-- BEGIN --
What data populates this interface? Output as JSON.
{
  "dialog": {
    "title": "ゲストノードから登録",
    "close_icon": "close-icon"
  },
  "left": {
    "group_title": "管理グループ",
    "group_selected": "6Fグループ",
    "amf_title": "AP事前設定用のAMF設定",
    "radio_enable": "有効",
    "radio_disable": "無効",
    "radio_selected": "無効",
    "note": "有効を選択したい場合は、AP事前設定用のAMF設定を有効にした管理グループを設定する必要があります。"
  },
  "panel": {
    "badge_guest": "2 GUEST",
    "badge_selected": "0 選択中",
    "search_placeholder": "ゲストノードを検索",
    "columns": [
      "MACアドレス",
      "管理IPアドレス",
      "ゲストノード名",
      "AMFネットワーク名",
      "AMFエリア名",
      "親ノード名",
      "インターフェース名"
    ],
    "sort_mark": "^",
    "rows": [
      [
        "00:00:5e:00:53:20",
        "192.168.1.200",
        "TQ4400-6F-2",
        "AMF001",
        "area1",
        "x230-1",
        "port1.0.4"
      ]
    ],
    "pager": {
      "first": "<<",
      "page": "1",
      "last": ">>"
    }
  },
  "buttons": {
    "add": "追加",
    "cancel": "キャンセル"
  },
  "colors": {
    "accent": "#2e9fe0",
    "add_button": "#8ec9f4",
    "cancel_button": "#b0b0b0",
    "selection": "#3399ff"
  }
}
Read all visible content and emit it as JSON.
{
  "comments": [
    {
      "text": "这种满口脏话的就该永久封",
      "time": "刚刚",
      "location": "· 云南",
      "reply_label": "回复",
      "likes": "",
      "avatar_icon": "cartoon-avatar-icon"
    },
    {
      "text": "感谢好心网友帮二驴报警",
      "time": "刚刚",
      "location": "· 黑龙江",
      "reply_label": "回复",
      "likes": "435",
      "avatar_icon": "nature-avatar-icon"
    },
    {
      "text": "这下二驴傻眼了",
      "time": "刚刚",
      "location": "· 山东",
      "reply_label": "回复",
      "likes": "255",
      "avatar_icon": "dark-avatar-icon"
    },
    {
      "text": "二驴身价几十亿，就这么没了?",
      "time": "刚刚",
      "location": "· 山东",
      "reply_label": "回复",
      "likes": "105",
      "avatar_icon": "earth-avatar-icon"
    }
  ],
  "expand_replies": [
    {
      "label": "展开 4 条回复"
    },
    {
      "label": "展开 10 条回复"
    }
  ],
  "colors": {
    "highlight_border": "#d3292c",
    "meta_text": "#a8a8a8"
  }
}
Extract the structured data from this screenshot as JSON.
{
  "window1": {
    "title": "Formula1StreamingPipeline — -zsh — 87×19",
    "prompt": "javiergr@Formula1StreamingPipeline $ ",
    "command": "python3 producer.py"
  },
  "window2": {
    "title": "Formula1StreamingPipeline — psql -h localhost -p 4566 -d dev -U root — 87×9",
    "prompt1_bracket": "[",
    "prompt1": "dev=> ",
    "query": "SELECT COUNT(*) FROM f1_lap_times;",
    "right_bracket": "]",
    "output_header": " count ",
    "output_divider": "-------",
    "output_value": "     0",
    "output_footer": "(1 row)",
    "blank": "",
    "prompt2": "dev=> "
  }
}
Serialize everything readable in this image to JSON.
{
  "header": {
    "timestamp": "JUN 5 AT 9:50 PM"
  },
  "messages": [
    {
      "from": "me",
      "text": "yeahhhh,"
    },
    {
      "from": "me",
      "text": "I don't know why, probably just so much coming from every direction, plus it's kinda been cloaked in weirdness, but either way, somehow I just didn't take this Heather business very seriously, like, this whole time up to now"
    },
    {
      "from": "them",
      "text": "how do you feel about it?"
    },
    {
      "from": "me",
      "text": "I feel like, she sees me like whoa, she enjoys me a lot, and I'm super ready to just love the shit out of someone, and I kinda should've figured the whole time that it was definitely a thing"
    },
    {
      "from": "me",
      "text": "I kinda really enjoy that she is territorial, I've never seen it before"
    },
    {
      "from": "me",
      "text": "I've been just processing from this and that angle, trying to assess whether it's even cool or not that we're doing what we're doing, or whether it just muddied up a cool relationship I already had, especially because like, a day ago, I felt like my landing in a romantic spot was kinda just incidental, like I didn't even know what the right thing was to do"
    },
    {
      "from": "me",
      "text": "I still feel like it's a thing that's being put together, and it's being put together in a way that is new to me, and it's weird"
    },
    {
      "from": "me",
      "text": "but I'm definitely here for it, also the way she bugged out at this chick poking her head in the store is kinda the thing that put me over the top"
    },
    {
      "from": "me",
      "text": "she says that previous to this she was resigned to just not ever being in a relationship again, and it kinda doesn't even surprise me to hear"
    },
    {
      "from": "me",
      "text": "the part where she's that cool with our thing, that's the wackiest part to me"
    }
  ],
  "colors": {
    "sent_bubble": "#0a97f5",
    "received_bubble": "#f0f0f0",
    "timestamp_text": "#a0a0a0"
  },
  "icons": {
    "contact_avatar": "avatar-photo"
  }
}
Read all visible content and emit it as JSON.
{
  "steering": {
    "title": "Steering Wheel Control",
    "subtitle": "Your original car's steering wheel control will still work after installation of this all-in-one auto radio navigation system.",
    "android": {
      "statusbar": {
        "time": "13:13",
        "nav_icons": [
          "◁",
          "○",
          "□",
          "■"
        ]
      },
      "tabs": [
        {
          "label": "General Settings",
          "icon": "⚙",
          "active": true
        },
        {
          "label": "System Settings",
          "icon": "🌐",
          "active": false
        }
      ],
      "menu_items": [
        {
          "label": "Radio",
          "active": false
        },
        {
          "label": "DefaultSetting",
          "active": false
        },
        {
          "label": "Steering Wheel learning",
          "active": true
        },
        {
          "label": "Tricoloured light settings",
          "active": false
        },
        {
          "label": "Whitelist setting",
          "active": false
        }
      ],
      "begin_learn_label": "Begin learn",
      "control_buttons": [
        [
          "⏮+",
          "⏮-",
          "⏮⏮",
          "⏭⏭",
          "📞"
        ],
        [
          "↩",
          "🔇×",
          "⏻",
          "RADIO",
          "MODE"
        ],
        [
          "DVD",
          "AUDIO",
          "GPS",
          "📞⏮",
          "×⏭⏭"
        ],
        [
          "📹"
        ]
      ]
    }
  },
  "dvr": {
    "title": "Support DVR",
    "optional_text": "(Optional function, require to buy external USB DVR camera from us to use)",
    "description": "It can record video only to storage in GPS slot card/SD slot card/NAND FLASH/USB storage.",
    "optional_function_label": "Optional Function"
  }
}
-- END --
Task prompt » Print the records once more, exactly as they were given.

Full response »
What data populates this interface? Output as JSON.
{
  "dialog": {
    "title": "ゲストノードから登録",
    "close_icon": "close-icon"
  },
  "left": {
    "group_title": "管理グループ",
    "group_selected": "6Fグループ",
    "amf_title": "AP事前設定用のAMF設定",
    "radio_enable": "有効",
    "radio_disable": "無効",
    "radio_selected": "無効",
    "note": "有効を選択したい場合は、AP事前設定用のAMF設定を有効にした管理グループを設定する必要があります。"
  },
  "panel": {
    "badge_guest": "2 GUEST",
    "badge_selected": "0 選択中",
    "search_placeholder": "ゲストノードを検索",
    "columns": [
      "MACアドレス",
      "管理IPアドレス",
      "ゲストノード名",
      "AMFネットワーク名",
      "AMFエリア名",
      "親ノード名",
      "インターフェース名"
    ],
    "sort_mark": "^",
    "rows": [
      [
        "00:00:5e:00:53:20",
        "192.168.1.200",
        "TQ4400-6F-2",
        "AMF001",
        "area1",
        "x230-1",
        "port1.0.4"
      ]
    ],
    "pager": {
      "first": "<<",
      "page": "1",
      "last": ">>"
    }
  },
  "buttons": {
    "add": "追加",
    "cancel": "キャンセル"
  },
  "colors": {
    "accent": "#2e9fe0",
    "add_button": "#8ec9f4",
    "cancel_button": "#b0b0b0",
    "selection": "#3399ff"
  }
}
Read all visible content and emit it as JSON.
{
  "comments": [
    {
      "text": "这种满口脏话的就该永久封",
      "time": "刚刚",
      "location": "· 云南",
      "reply_label": "回复",
      "likes": "",
      "avatar_icon": "cartoon-avatar-icon"
    },
    {
      "text": "感谢好心网友帮二驴报警",
      "time": "刚刚",
      "location": "· 黑龙江",
      "reply_label": "回复",
      "likes": "435",
      "avatar_icon": "nature-avatar-icon"
    },
    {
      "text": "这下二驴傻眼了",
      "time": "刚刚",
      "location": "· 山东",
      "reply_label": "回复",
      "likes": "255",
      "avatar_icon": "dark-avatar-icon"
    },
    {
      "text": "二驴身价几十亿，就这么没了?",
      "time": "刚刚",
      "location": "· 山东",
      "reply_label": "回复",
      "likes": "105",
      "avatar_icon": "earth-avatar-icon"
    }
  ],
  "expand_replies": [
    {
      "label": "展开 4 条回复"
    },
    {
      "label": "展开 10 条回复"
    }
  ],
  "colors": {
    "highlight_border": "#d3292c",
    "meta_text": "#a8a8a8"
  }
}
Extract the structured data from this screenshot as JSON.
{
  "window1": {
    "title": "Formula1StreamingPipeline — -zsh — 87×19",
    "prompt": "javiergr@Formula1StreamingPipeline $ ",
    "command": "python3 producer.py"
  },
  "window2": {
    "title": "Formula1StreamingPipeline — psql -h localhost -p 4566 -d dev -U root — 87×9",
    "prompt1_bracket": "[",
    "prompt1": "dev=> ",
    "query": "SELECT COUNT(*) FROM f1_lap_times;",
    "right_bracket": "]",
    "output_header": " count ",
    "output_divider": "-------",
    "output_value": "     0",
    "output_footer": "(1 row)",
    "blank": "",
    "prompt2": "dev=> "
  }
}
Serialize everything readable in this image to JSON.
{
  "header": {
    "timestamp": "JUN 5 AT 9:50 PM"
  },
  "messages": [
    {
      "from": "me",
      "text": "yeahhhh,"
    },
    {
      "from": "me",
      "text": "I don't know why, probably just so much coming from every direction, plus it's kinda been cloaked in weirdness, but either way, somehow I just didn't take this Heather business very seriously, like, this whole time up to now"
    },
    {
      "from": "them",
      "text": "how do you feel about it?"
    },
    {
      "from": "me",
      "text": "I feel like, she sees me like whoa, she enjoys me a lot, and I'm super ready to just love the shit out of someone, and I kinda should've figured the whole time that it was definitely a thing"
    },
    {
      "from": "me",
      "text": "I kinda really enjoy that she is territorial, I've never seen it before"
    },
    {
      "from": "me",
      "text": "I've been just processing from this and that angle, trying to assess whether it's even cool or not that we're doing what we're doing, or whether it just muddied up a cool relationship I already had, especially because like, a day ago, I felt like my landing in a romantic spot was kinda just incidental, like I didn't even know what the right thing was to do"
    },
    {
      "from": "me",
      "text": "I still feel like it's a thing that's being put together, and it's being put together in a way that is new to me, and it's weird"
    },
    {
      "from": "me",
      "text": "but I'm definitely here for it, also the way she bugged out at this chick poking her head in the store is kinda the thing that put me over the top"
    },
    {
      "from": "me",
      "text": "she says that previous to this she was resigned to just not ever being in a relationship again, and it kinda doesn't even surprise me to hear"
    },
    {
      "from": "me",
      "text": "the part where she's that cool with our thing, that's the wackiest part to me"
    }
  ],
  "colors": {
    "sent_bubble": "#0a97f5",
    "received_bubble": "#f0f0f0",
    "timestamp_text": "#a0a0a0"
  },
  "icons": {
    "contact_avatar": "avatar-photo"
  }
}
Read all visible content and emit it as JSON.
{
  "steering": {
    "title": "Steering Wheel Control",
    "subtitle": "Your original car's steering wheel control will still work after installation of this all-in-one auto radio navigation system.",
    "android": {
      "statusbar": {
        "time": "13:13",
        "nav_icons": [
          "◁",
          "○",
          "□",
          "■"
        ]
      },
      "tabs": [
        {
          "label": "General Settings",
          "icon": "⚙",
          "active": true
        },
        {
          "label": "System Settings",
          "icon": "🌐",
          "active": false
        }
      ],
      "menu_items": [
        {
          "label": "Radio",
          "active": false
        },
        {
          "label": "DefaultSetting",
          "active": false
        },
        {
          "label": "Steering Wheel learning",
          "active": true
        },
        {
          "label": "Tricoloured light settings",
          "active": false
        },
        {
          "label": "Whitelist setting",
          "active": false
        }
      ],
      "begin_learn_label": "Begin learn",
      "control_buttons": [
        [
          "⏮+",
          "⏮-",
          "⏮⏮",
          "⏭⏭",
          "📞"
        ],
        [
          "↩",
          "🔇×",
          "⏻",
          "RADIO",
          "MODE"
        ],
        [
          "DVD",
          "AUDIO",
          "GPS",
          "📞⏮",
          "×⏭⏭"
        ],
        [
          "📹"
        ]
      ]
    }
  },
  "dvr": {
    "title": "Support DVR",
    "optional_text": "(Optional function, require to buy external USB DVR camera from us to use)",
    "description": "It can record video only to storage in GPS slot card/SD slot card/NAND FLASH/USB storage.",
    "optional_function_label": "Optional Function"
  }
}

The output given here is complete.